• _LISTING_
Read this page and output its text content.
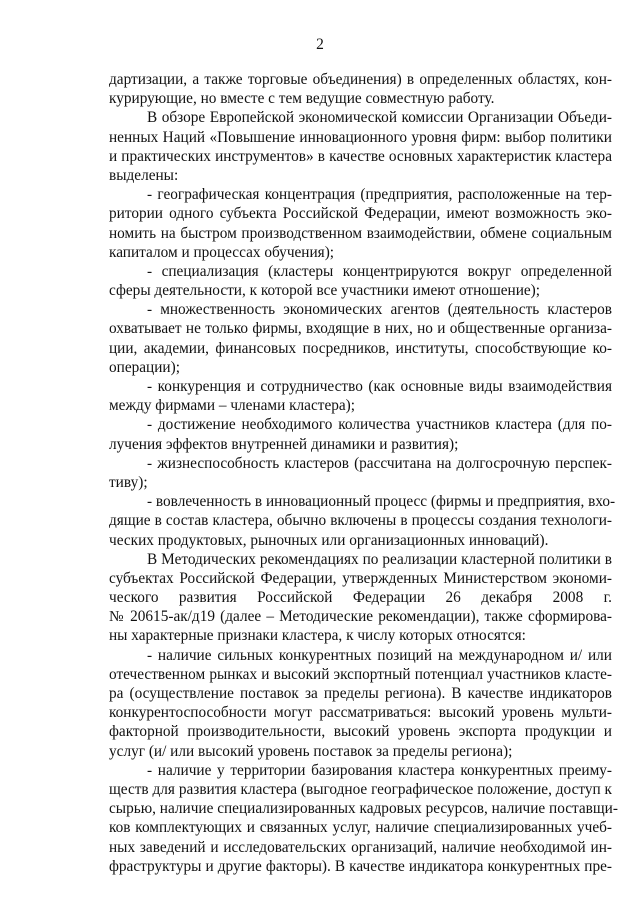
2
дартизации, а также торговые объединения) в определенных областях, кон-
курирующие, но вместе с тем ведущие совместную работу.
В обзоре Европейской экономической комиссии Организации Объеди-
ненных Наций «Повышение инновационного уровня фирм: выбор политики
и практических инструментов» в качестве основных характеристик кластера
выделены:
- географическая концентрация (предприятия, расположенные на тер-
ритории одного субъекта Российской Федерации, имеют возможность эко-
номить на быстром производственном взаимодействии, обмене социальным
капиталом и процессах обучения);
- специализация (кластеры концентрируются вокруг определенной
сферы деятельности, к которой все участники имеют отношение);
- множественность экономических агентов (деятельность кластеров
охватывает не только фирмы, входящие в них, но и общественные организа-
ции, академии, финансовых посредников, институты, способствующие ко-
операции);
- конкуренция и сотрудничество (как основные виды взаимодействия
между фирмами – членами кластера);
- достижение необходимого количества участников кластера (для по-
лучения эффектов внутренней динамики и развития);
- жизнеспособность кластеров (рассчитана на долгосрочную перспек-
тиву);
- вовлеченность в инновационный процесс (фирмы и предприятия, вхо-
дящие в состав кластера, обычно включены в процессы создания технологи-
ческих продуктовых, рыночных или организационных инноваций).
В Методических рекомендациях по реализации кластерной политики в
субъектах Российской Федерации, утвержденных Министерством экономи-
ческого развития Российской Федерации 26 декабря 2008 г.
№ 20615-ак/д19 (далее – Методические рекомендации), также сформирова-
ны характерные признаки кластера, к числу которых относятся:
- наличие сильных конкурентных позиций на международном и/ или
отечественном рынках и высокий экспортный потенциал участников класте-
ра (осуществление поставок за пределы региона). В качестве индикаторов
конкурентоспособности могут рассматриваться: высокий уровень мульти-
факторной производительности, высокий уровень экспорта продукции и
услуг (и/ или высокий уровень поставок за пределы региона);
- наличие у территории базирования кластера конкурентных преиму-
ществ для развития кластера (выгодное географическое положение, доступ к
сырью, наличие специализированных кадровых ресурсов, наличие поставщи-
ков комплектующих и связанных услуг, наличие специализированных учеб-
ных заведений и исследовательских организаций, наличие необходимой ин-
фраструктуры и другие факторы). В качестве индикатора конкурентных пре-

---

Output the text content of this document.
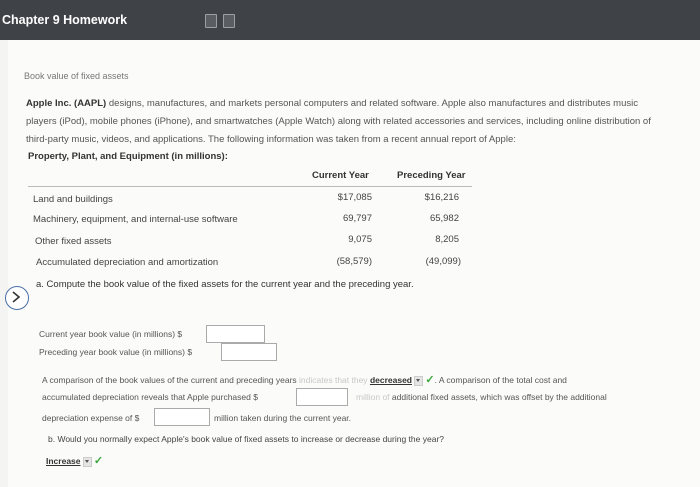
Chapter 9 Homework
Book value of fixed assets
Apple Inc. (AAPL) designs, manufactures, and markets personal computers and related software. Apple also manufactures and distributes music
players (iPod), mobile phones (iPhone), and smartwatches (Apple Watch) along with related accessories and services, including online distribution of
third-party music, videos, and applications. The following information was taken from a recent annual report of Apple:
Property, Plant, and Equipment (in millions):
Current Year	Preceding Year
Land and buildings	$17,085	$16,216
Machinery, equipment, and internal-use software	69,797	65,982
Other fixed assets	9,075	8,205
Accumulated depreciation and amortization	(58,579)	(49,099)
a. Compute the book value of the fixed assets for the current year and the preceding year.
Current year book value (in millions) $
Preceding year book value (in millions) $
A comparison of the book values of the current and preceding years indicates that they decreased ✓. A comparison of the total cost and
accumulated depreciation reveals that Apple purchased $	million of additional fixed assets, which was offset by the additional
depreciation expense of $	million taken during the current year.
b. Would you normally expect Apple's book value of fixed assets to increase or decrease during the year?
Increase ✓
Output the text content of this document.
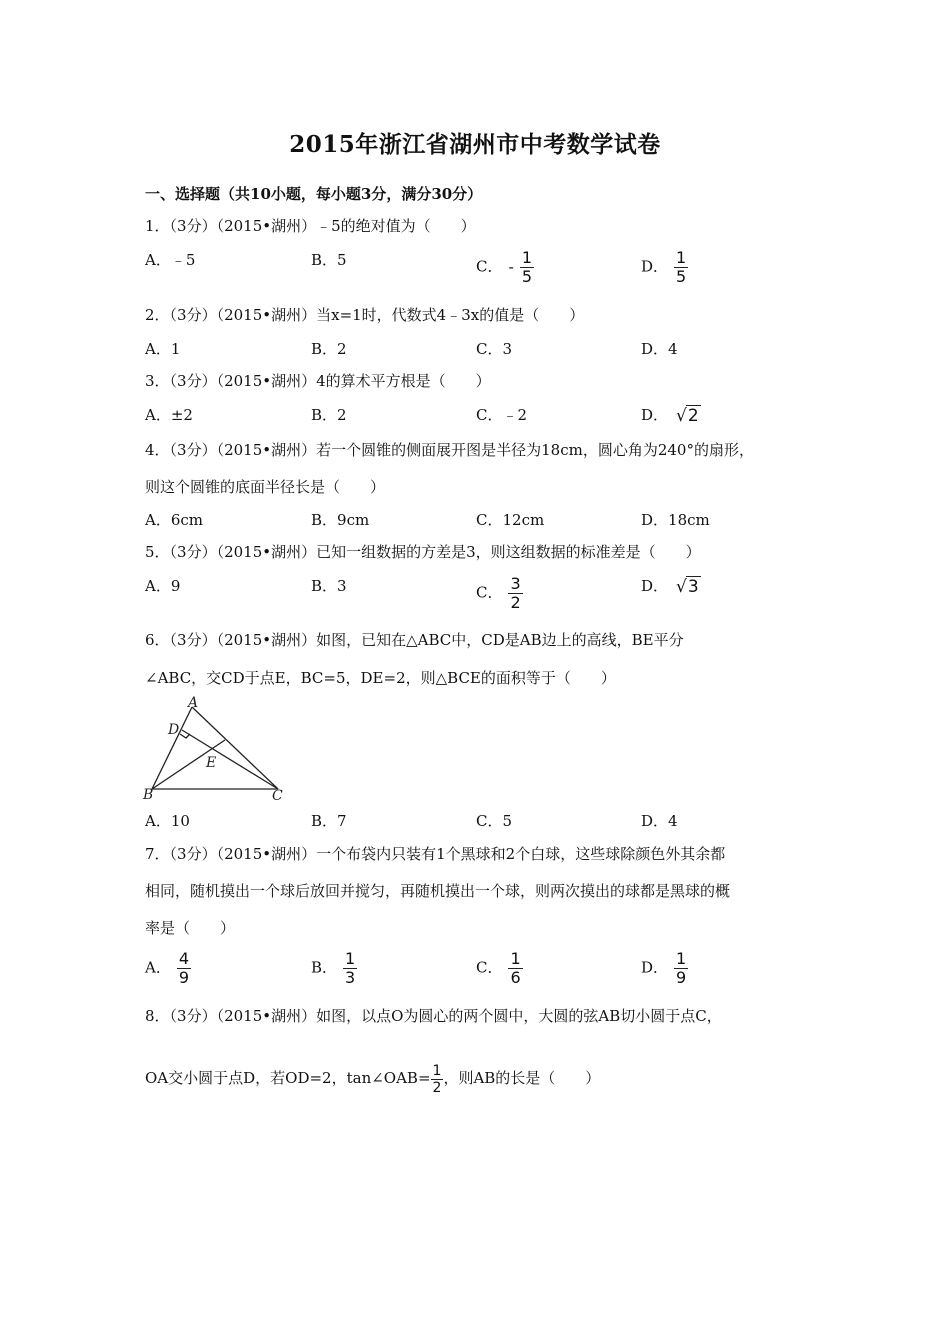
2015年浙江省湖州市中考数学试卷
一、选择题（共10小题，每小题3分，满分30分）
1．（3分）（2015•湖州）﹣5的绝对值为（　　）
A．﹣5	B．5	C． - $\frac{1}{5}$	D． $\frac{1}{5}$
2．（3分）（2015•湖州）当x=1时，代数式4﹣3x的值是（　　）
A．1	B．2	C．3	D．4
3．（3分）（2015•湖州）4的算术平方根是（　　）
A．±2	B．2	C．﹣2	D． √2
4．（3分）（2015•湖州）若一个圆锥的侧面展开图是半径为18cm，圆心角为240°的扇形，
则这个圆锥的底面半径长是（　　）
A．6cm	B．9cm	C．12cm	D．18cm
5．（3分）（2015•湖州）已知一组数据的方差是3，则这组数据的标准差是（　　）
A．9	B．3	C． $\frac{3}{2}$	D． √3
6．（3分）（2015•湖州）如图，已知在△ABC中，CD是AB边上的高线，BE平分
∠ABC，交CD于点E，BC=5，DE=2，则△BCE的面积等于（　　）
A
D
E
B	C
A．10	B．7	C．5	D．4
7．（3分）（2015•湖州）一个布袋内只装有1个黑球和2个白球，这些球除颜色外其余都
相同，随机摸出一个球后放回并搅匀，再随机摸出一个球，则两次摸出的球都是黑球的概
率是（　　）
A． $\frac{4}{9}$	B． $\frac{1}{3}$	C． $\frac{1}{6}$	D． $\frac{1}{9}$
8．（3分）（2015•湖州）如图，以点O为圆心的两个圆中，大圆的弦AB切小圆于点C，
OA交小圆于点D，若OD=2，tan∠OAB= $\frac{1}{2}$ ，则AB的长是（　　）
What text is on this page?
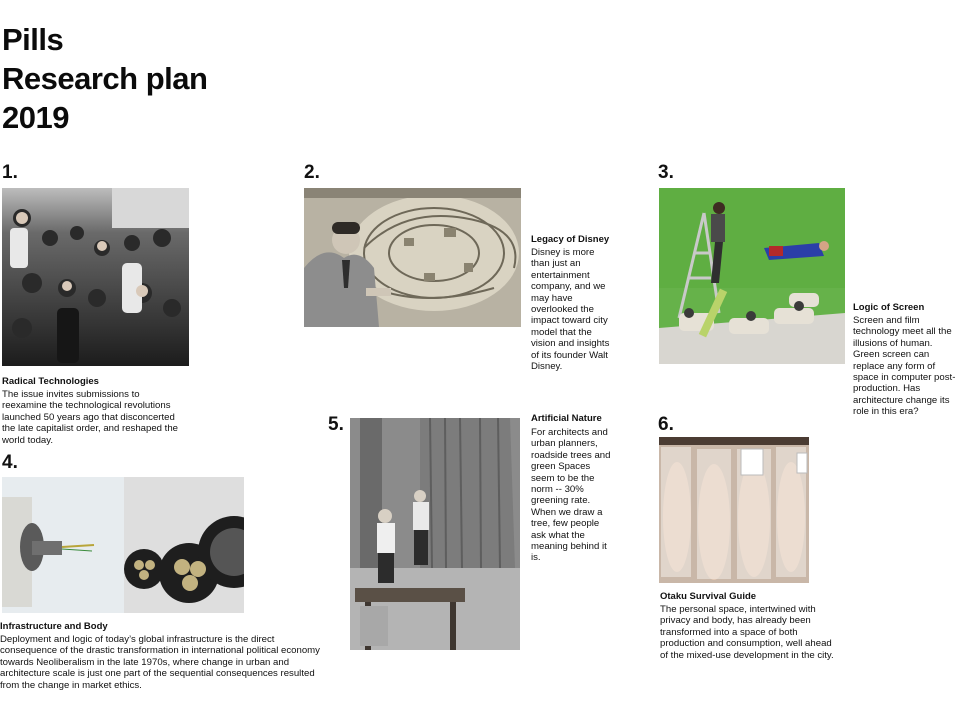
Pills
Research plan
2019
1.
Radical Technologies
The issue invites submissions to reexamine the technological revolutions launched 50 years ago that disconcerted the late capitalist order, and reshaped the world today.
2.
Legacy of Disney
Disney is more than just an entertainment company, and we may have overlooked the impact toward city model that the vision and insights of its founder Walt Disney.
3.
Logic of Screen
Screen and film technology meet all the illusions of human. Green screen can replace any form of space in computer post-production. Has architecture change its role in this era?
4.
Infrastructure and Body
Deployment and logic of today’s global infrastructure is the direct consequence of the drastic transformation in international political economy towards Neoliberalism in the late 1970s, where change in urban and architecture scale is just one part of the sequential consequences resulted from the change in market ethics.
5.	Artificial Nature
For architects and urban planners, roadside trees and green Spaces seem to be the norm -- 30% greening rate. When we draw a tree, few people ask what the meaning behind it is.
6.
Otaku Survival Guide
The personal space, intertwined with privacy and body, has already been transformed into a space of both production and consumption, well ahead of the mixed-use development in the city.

* * *

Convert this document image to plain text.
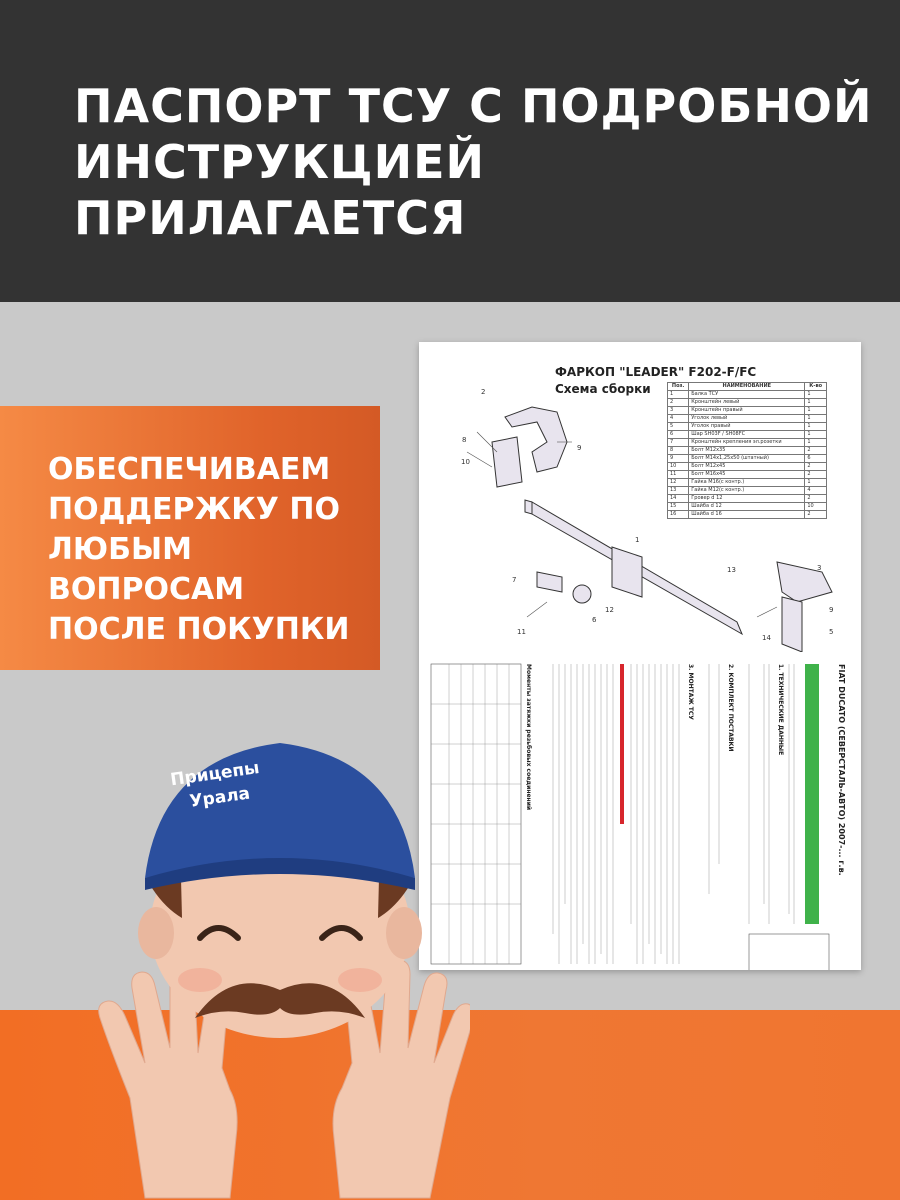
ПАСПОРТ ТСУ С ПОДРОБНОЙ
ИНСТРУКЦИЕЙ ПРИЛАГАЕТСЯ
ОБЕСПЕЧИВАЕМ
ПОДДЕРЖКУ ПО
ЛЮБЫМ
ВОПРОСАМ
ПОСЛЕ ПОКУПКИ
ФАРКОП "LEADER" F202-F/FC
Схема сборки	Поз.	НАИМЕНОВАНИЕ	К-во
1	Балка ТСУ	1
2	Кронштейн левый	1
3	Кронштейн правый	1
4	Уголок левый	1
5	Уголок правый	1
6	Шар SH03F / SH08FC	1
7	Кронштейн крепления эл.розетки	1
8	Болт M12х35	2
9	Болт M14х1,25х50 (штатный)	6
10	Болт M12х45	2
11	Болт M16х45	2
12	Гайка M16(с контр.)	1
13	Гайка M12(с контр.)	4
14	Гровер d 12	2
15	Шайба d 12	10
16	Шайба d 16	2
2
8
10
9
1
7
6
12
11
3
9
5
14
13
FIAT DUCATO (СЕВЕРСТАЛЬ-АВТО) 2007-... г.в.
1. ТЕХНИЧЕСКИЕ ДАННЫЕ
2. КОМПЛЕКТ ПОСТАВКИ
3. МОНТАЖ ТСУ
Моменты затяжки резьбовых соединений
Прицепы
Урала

• _REQUIRED TASK_
Copy each line containing the word "text" from the data.

• _RESPONSE_
Read this page and output its text content.
Output the text content of this document.
Output the text content of this document.
What text is on this page?
Convert this document image to plain text.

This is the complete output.